What is needed –
Copy all the material that follows, keeping every character the same.

>> begin

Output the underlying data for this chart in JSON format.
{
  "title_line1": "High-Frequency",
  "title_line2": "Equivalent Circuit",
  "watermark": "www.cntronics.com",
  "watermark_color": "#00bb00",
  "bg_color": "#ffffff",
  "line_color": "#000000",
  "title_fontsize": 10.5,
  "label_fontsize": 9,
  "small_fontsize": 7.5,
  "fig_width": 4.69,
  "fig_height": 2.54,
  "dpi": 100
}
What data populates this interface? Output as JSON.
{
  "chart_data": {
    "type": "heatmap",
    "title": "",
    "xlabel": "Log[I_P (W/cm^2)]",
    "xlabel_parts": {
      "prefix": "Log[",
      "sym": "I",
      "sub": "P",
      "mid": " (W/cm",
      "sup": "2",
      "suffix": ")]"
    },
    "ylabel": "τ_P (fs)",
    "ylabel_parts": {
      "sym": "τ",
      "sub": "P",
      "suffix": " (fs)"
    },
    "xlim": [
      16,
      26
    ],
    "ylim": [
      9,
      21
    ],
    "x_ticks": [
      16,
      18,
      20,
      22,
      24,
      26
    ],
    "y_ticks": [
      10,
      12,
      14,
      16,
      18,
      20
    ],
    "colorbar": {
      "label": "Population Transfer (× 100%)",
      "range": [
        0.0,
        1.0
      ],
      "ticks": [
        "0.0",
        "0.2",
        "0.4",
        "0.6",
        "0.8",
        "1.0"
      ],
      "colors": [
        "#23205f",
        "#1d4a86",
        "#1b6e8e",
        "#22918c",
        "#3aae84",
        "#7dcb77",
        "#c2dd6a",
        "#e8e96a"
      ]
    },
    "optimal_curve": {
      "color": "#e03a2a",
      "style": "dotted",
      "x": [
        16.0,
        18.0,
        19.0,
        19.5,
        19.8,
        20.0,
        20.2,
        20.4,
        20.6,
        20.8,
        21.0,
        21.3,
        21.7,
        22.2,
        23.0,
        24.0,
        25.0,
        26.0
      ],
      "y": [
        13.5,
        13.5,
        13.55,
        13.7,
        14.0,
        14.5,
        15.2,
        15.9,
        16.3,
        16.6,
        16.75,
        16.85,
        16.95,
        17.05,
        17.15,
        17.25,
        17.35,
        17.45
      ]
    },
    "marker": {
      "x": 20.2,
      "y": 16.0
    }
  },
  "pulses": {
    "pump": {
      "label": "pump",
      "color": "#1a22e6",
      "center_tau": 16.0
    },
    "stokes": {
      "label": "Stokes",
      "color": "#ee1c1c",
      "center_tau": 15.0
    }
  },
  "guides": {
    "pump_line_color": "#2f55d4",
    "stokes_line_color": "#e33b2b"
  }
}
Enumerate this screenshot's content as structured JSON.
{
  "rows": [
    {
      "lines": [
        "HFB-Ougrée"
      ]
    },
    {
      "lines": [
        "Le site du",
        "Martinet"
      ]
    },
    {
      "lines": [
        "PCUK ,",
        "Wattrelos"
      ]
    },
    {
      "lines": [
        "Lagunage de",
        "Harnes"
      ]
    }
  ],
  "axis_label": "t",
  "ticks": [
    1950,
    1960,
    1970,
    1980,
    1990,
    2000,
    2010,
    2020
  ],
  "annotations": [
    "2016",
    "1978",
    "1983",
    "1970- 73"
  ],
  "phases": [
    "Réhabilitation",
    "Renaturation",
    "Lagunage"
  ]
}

>> end

Correct result –
Output the underlying data for this chart in JSON format.
{
  "title_line1": "High-Frequency",
  "title_line2": "Equivalent Circuit",
  "watermark": "www.cntronics.com",
  "watermark_color": "#00bb00",
  "bg_color": "#ffffff",
  "line_color": "#000000",
  "title_fontsize": 10.5,
  "label_fontsize": 9,
  "small_fontsize": 7.5,
  "fig_width": 4.69,
  "fig_height": 2.54,
  "dpi": 100
}
What data populates this interface? Output as JSON.
{
  "chart_data": {
    "type": "heatmap",
    "title": "",
    "xlabel": "Log[I_P (W/cm^2)]",
    "xlabel_parts": {
      "prefix": "Log[",
      "sym": "I",
      "sub": "P",
      "mid": " (W/cm",
      "sup": "2",
      "suffix": ")]"
    },
    "ylabel": "τ_P (fs)",
    "ylabel_parts": {
      "sym": "τ",
      "sub": "P",
      "suffix": " (fs)"
    },
    "xlim": [
      16,
      26
    ],
    "ylim": [
      9,
      21
    ],
    "x_ticks": [
      16,
      18,
      20,
      22,
      24,
      26
    ],
    "y_ticks": [
      10,
      12,
      14,
      16,
      18,
      20
    ],
    "colorbar": {
      "label": "Population Transfer (× 100%)",
      "range": [
        0.0,
        1.0
      ],
      "ticks": [
        "0.0",
        "0.2",
        "0.4",
        "0.6",
        "0.8",
        "1.0"
      ],
      "colors": [
        "#23205f",
        "#1d4a86",
        "#1b6e8e",
        "#22918c",
        "#3aae84",
        "#7dcb77",
        "#c2dd6a",
        "#e8e96a"
      ]
    },
    "optimal_curve": {
      "color": "#e03a2a",
      "style": "dotted",
      "x": [
        16.0,
        18.0,
        19.0,
        19.5,
        19.8,
        20.0,
        20.2,
        20.4,
        20.6,
        20.8,
        21.0,
        21.3,
        21.7,
        22.2,
        23.0,
        24.0,
        25.0,
        26.0
      ],
      "y": [
        13.5,
        13.5,
        13.55,
        13.7,
        14.0,
        14.5,
        15.2,
        15.9,
        16.3,
        16.6,
        16.75,
        16.85,
        16.95,
        17.05,
        17.15,
        17.25,
        17.35,
        17.45
      ]
    },
    "marker": {
      "x": 20.2,
      "y": 16.0
    }
  },
  "pulses": {
    "pump": {
      "label": "pump",
      "color": "#1a22e6",
      "center_tau": 16.0
    },
    "stokes": {
      "label": "Stokes",
      "color": "#ee1c1c",
      "center_tau": 15.0
    }
  },
  "guides": {
    "pump_line_color": "#2f55d4",
    "stokes_line_color": "#e33b2b"
  }
}
Enumerate this screenshot's content as structured JSON.
{
  "rows": [
    {
      "lines": [
        "HFB-Ougrée"
      ]
    },
    {
      "lines": [
        "Le site du",
        "Martinet"
      ]
    },
    {
      "lines": [
        "PCUK ,",
        "Wattrelos"
      ]
    },
    {
      "lines": [
        "Lagunage de",
        "Harnes"
      ]
    }
  ],
  "axis_label": "t",
  "ticks": [
    1950,
    1960,
    1970,
    1980,
    1990,
    2000,
    2010,
    2020
  ],
  "annotations": [
    "2016",
    "1978",
    "1983",
    "1970- 73"
  ],
  "phases": [
    "Réhabilitation",
    "Renaturation",
    "Lagunage"
  ]
}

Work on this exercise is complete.